══ Quoted passage
The children all walked to school, some coming from Upper Heyford and others from the Railway cottages, or from Stowe Hill. They mostly travelled in small groups, unaccompanied by adults. Nobody worried about safety. The school didn’t provide lunches then so they made four journeys each day, often dawdling along the Way. There were several brooks in those days, running either side of the Green and also alongside a number of the hedges. Here it was tempting to dally along the way, making boats out of whatever materials they could find in the hedgerows.

Families walked together on Sundays, often for miles up to Glassthorpe or Stowe. They sometimes ended up at one of the pubs where father would have a beer and the children a ‘spruce’ – a bottle of pop with a glass ball in it.

Cars were a rare sight in the village between the wars so groups of young people would walk up to the ‘Turnpike’ (the A5) and sit on the bank by the Stowe turn, Waiting to wave at the drivers as they passed at a rate of only one or two an hour.

The Railway children
Mrs Doris Lovell, now in her eighties, lived in the railway cottages because her father, Frank Denny was a signalman. Although there was never a station in Heyford, she recalls how the railway had a strong presence in the village. There were sidings in the brick yard, there was an active signal box, and there were four railway cottages occupied by signalmen, platelayers and their families.
════
**Prompt 1**:
Rewrite everything in the records from the start down to the line containing "highlighted-case-dot[interactable] [366,209,374,216]", replacing "Median LOS (days)" with "Median length of stay (days)" and keeping all else unchanged.
The village passage and the records that follow are unrelated to each other.
══ Records shown
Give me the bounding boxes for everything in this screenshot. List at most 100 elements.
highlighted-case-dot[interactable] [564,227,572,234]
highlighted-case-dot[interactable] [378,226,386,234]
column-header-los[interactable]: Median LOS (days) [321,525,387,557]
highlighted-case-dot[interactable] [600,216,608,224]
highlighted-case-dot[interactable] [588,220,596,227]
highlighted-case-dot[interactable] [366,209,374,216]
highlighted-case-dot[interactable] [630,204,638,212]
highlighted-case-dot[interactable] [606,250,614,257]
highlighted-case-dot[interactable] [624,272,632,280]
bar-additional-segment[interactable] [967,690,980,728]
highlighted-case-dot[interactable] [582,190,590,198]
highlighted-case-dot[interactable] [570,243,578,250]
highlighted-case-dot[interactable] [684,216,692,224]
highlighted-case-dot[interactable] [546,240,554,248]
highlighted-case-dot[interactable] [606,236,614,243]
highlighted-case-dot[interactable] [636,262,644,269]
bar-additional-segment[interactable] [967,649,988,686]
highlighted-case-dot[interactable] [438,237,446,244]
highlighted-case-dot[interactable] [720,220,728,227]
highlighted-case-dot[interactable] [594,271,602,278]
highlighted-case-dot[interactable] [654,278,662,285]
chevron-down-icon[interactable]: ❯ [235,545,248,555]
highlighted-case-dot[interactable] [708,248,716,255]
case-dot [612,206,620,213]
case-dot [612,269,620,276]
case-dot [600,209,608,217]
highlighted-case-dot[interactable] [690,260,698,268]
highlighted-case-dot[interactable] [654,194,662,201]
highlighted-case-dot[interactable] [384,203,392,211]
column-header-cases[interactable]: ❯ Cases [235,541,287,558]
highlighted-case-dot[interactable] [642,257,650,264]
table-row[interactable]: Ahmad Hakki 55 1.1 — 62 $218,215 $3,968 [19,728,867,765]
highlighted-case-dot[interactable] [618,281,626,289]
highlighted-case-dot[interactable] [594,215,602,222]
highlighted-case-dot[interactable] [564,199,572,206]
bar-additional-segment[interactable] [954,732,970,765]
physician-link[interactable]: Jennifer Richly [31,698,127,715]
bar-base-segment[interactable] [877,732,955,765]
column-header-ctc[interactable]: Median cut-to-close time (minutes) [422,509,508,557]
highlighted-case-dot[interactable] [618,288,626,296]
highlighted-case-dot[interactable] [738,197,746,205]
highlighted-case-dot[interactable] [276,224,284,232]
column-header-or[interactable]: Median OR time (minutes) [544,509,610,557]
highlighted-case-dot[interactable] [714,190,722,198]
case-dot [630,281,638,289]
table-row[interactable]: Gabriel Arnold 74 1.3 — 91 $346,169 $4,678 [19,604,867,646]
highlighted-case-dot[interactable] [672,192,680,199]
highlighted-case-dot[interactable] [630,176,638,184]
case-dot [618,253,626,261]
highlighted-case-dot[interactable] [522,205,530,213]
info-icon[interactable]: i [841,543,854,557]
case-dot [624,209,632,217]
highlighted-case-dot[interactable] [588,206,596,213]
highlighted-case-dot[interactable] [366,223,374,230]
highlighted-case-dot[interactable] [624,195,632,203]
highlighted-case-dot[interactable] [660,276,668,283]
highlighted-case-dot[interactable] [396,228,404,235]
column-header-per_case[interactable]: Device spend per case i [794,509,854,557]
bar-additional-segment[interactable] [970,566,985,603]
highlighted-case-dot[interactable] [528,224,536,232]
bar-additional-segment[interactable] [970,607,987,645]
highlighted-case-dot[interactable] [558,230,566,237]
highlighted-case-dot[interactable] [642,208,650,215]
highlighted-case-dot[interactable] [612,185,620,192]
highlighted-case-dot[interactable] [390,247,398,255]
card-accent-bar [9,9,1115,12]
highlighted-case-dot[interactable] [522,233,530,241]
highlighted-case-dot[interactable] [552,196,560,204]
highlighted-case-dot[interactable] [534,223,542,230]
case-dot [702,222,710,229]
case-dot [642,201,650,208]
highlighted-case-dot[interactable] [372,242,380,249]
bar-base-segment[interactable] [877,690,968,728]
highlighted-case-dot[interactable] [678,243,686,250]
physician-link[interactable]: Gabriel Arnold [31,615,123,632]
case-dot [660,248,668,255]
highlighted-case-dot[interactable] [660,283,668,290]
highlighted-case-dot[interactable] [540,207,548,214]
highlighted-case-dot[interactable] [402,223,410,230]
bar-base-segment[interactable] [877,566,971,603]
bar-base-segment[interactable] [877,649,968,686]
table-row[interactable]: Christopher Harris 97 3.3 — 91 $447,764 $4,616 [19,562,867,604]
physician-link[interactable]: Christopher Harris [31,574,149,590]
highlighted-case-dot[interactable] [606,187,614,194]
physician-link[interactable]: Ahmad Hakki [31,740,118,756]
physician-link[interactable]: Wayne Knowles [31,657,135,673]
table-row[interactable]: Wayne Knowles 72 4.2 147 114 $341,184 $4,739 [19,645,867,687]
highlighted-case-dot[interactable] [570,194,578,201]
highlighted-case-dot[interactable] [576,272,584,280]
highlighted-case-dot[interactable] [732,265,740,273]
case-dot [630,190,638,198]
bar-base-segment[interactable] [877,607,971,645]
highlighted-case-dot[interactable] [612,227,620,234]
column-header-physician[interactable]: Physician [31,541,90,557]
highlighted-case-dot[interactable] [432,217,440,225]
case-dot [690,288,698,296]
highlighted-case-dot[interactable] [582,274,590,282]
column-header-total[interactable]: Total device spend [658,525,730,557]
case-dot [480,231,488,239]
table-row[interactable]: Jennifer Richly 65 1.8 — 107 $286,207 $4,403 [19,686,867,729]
════
**Prompt 2**:
From the village passage, copy verbatim everything from "The children all" down to "ball in it.".

**Expected output 1**:
Give me the bounding boxes for everything in this screenshot. List at most 100 elements.
highlighted-case-dot[interactable] [564,227,572,234]
highlighted-case-dot[interactable] [378,226,386,234]
column-header-los[interactable]: Median length of stay (days) [321,525,387,557]
highlighted-case-dot[interactable] [600,216,608,224]
highlighted-case-dot[interactable] [588,220,596,227]
highlighted-case-dot[interactable] [366,209,374,216]

**Expected output 2**:
The children all walked to school, some coming from Upper Heyford and others from the Railway cottages, or from Stowe Hill. They mostly travelled in small groups, unaccompanied by adults. Nobody worried about safety. The school didn’t provide lunches then so they made four journeys each day, often dawdling along the Way. There were several brooks in those days, running either side of the Green and also alongside a number of the hedges. Here it was tempting to dally along the way, making boats out of whatever materials they could find in the hedgerows.

Families walked together on Sundays, often for miles up to Glassthorpe or Stowe. They sometimes ended up at one of the pubs where father would have a beer and the children a ‘spruce’ – a bottle of pop with a glass ball in it.